Stated task —
Filter this material down to the lines that hold "Daily", copying each one.

(Stored items)
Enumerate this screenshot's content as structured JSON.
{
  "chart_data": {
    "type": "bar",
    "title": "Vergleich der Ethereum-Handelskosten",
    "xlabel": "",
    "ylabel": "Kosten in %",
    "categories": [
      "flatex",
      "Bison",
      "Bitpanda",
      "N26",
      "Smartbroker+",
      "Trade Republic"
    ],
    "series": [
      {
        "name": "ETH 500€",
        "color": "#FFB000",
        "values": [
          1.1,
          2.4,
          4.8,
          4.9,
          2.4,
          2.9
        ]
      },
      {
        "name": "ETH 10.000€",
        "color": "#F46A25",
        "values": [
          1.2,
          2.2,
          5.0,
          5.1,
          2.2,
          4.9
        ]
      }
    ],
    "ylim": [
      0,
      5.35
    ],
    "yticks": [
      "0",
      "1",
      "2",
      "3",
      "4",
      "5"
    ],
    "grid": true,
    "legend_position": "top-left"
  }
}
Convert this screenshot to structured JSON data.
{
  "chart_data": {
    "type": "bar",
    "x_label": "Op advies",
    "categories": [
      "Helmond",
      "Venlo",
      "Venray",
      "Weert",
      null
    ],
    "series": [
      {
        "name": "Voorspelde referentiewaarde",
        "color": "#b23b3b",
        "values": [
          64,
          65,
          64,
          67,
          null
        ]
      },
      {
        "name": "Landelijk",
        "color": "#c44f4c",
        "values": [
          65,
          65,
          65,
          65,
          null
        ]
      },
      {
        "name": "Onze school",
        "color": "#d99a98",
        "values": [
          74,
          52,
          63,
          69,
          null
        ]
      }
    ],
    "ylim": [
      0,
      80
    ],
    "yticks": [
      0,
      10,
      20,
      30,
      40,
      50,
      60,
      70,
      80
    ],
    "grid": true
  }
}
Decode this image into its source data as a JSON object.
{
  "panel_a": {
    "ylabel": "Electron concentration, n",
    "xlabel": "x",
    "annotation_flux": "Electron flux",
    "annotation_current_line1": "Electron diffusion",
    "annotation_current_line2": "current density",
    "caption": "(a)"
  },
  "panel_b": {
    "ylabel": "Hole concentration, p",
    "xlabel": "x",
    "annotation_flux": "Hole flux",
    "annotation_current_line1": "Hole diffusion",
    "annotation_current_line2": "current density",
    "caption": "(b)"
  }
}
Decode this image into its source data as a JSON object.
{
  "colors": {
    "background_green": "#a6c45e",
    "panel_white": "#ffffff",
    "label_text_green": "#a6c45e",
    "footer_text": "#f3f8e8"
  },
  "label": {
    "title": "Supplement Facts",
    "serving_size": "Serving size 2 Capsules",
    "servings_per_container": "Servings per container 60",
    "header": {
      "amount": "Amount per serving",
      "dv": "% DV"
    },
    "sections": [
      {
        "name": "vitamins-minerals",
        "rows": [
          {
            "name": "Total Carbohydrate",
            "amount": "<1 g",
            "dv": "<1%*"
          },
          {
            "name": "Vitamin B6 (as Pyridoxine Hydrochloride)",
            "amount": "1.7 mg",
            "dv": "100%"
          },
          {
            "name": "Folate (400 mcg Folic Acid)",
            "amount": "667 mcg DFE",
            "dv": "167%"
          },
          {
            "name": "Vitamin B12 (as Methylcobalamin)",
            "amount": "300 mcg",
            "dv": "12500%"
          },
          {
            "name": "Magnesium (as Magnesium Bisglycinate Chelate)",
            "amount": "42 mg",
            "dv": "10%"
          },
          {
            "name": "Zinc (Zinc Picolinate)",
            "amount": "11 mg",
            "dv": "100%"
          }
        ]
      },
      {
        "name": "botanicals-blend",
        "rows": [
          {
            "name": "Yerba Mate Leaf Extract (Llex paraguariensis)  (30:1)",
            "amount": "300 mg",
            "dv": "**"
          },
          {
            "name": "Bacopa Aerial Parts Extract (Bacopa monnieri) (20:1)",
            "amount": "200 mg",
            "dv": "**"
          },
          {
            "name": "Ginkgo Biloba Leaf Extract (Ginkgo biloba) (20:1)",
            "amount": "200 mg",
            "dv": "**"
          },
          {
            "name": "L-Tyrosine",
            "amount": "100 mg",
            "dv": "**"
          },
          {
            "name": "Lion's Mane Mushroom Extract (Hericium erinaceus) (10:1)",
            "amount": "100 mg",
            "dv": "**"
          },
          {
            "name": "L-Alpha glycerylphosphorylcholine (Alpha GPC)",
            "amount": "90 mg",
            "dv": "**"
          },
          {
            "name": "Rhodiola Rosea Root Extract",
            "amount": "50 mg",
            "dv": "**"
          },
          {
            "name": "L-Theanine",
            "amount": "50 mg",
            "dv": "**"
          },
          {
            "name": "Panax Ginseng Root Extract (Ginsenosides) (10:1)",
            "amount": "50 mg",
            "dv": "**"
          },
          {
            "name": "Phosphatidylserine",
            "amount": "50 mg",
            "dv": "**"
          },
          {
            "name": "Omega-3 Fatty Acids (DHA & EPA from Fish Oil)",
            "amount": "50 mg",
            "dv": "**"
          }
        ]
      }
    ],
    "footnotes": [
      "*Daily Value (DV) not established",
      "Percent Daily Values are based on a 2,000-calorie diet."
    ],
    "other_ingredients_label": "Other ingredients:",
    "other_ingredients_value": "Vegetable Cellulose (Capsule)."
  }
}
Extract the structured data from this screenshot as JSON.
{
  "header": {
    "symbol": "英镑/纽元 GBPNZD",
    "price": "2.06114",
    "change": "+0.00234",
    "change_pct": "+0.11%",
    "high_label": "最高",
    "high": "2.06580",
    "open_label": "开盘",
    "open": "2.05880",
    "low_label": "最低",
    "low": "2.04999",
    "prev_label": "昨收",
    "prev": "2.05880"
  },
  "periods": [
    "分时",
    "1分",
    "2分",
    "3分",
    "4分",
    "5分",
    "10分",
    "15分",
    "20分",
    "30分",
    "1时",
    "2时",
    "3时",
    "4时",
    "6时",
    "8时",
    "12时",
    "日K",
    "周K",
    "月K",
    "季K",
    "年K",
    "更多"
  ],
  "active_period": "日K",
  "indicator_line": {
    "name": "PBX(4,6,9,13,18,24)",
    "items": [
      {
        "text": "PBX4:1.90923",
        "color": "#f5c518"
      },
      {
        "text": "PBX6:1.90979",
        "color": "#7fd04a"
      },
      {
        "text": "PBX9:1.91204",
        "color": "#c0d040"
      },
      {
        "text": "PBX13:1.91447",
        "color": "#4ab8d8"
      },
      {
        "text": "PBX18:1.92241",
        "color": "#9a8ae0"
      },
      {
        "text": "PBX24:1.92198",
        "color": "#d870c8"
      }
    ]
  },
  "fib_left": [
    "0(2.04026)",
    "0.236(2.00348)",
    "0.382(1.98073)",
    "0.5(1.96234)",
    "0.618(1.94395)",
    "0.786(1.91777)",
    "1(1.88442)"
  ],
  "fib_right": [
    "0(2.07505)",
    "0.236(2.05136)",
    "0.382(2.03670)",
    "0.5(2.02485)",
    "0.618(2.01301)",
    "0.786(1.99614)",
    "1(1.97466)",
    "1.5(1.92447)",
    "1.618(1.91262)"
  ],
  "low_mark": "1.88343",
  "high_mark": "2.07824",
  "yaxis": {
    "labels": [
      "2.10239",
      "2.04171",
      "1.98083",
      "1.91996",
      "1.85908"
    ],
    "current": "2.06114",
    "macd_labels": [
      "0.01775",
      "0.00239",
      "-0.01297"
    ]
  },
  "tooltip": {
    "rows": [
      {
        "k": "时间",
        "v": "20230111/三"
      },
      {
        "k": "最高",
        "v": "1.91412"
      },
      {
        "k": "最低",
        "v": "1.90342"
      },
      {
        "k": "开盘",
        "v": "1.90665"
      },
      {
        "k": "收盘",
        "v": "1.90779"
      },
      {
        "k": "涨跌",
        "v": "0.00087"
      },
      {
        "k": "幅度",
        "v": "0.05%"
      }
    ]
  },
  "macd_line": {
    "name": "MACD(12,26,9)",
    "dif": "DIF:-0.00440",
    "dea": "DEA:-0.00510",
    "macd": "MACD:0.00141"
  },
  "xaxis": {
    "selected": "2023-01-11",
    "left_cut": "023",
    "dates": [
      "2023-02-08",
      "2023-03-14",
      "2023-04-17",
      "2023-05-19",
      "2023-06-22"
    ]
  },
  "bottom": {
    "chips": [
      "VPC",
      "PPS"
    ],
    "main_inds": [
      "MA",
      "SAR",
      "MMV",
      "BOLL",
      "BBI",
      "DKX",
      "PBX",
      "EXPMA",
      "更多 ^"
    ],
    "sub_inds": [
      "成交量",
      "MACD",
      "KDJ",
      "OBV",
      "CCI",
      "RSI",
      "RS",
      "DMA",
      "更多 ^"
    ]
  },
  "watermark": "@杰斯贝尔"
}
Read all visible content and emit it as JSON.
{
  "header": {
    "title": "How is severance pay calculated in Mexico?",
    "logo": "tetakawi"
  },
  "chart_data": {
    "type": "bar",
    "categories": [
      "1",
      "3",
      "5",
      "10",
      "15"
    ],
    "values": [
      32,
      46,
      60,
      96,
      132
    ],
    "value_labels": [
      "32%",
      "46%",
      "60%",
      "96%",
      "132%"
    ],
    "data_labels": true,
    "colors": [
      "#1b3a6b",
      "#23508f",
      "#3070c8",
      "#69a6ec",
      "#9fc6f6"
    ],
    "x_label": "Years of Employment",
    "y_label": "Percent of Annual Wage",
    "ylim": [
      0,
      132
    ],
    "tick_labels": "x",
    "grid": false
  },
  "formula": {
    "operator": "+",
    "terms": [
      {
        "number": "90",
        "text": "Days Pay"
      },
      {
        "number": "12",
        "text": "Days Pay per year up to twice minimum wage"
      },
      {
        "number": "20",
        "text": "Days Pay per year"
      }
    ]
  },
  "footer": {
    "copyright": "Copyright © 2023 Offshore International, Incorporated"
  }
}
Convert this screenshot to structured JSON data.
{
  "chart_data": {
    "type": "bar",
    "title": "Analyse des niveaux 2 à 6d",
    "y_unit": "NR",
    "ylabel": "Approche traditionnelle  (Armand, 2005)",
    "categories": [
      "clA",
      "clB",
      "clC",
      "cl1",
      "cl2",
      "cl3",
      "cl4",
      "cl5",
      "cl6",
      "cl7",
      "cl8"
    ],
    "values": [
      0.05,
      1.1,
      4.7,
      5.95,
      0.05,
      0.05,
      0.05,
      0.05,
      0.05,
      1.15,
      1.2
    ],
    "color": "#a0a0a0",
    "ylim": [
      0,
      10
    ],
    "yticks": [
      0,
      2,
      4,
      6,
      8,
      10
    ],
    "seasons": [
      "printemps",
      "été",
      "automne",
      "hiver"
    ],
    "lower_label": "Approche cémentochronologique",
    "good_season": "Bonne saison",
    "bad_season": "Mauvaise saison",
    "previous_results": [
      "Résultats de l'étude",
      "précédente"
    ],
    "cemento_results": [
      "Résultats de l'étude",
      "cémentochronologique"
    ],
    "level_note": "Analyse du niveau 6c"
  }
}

Answer to the problem —
      "*Daily Value (DV) not established",
      "Percent Daily Values are based on a 2,000-calorie diet."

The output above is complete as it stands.